**EXERCISE DESCRIPTION**
Print the listing from its first line through the line containing "16, 314, 28]", inclusive, with every character unchanged.

**MATERIAL**
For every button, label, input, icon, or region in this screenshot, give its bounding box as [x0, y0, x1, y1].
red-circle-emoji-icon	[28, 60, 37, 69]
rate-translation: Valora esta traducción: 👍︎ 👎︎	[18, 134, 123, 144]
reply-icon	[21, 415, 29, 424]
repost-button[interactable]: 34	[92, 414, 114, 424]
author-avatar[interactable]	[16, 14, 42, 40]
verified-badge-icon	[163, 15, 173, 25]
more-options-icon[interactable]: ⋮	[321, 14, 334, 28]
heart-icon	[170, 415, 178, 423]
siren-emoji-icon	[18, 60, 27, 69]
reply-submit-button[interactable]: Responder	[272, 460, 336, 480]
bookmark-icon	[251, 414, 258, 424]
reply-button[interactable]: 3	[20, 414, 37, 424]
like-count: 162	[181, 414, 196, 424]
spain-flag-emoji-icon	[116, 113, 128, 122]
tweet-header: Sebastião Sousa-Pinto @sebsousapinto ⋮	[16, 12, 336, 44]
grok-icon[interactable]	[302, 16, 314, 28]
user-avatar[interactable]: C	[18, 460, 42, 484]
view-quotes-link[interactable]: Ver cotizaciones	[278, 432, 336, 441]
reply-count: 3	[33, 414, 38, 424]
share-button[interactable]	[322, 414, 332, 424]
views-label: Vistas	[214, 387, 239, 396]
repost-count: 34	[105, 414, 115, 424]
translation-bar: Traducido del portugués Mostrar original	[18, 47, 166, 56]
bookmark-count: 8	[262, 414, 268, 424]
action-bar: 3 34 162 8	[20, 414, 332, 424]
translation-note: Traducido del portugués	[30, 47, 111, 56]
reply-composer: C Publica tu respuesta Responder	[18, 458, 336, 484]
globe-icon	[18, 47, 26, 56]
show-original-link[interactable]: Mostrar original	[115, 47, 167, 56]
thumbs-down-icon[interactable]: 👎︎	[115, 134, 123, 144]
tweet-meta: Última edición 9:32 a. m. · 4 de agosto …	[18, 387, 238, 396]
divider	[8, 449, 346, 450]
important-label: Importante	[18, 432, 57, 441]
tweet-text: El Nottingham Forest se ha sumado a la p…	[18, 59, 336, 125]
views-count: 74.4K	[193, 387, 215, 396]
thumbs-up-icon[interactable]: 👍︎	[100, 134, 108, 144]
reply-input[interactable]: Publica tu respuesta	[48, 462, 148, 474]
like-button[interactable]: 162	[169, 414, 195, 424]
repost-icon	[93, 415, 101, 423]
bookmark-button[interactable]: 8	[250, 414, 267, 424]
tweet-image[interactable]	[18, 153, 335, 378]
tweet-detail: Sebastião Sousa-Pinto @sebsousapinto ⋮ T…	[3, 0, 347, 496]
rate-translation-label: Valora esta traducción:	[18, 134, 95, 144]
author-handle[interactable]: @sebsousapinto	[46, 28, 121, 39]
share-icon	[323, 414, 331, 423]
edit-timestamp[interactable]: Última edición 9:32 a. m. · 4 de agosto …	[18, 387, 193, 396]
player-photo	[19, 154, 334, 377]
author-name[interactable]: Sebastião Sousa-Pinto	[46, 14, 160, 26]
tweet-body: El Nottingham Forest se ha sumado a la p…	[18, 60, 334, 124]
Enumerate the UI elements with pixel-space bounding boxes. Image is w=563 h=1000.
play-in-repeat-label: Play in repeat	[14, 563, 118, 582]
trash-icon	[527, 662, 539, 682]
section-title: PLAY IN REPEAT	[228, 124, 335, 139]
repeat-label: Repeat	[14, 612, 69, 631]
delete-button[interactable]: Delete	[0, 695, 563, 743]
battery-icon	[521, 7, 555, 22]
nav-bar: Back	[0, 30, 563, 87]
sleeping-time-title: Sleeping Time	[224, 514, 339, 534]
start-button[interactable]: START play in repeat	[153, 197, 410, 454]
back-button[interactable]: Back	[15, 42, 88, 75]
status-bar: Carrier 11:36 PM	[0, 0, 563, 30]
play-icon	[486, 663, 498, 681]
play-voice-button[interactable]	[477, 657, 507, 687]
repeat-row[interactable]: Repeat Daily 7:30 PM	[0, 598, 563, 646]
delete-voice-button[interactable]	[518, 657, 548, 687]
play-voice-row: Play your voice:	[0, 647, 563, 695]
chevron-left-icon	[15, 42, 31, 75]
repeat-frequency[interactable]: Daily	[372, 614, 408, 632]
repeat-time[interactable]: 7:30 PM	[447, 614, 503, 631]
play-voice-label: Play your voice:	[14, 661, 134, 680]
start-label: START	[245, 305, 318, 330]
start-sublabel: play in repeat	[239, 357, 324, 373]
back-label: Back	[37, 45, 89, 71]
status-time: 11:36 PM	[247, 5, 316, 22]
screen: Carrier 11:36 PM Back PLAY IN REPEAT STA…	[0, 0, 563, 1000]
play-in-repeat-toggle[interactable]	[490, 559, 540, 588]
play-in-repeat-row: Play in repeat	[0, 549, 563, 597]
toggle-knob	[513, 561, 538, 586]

**CORRECT OUTPUT**
For every button, label, input, icon, or region in this screenshot, give its bounding box as [x0, y0, x1, y1].
red-circle-emoji-icon	[28, 60, 37, 69]
rate-translation: Valora esta traducción: 👍︎ 👎︎	[18, 134, 123, 144]
reply-icon	[21, 415, 29, 424]
repost-button[interactable]: 34	[92, 414, 114, 424]
author-avatar[interactable]	[16, 14, 42, 40]
verified-badge-icon	[163, 15, 173, 25]
more-options-icon[interactable]: ⋮	[321, 14, 334, 28]
heart-icon	[170, 415, 178, 423]
siren-emoji-icon	[18, 60, 27, 69]
reply-submit-button[interactable]: Responder	[272, 460, 336, 480]
bookmark-icon	[251, 414, 258, 424]
reply-button[interactable]: 3	[20, 414, 37, 424]
like-count: 162	[181, 414, 196, 424]
spain-flag-emoji-icon	[116, 113, 128, 122]
tweet-header: Sebastião Sousa-Pinto @sebsousapinto ⋮	[16, 12, 336, 44]
grok-icon[interactable]	[302, 16, 314, 28]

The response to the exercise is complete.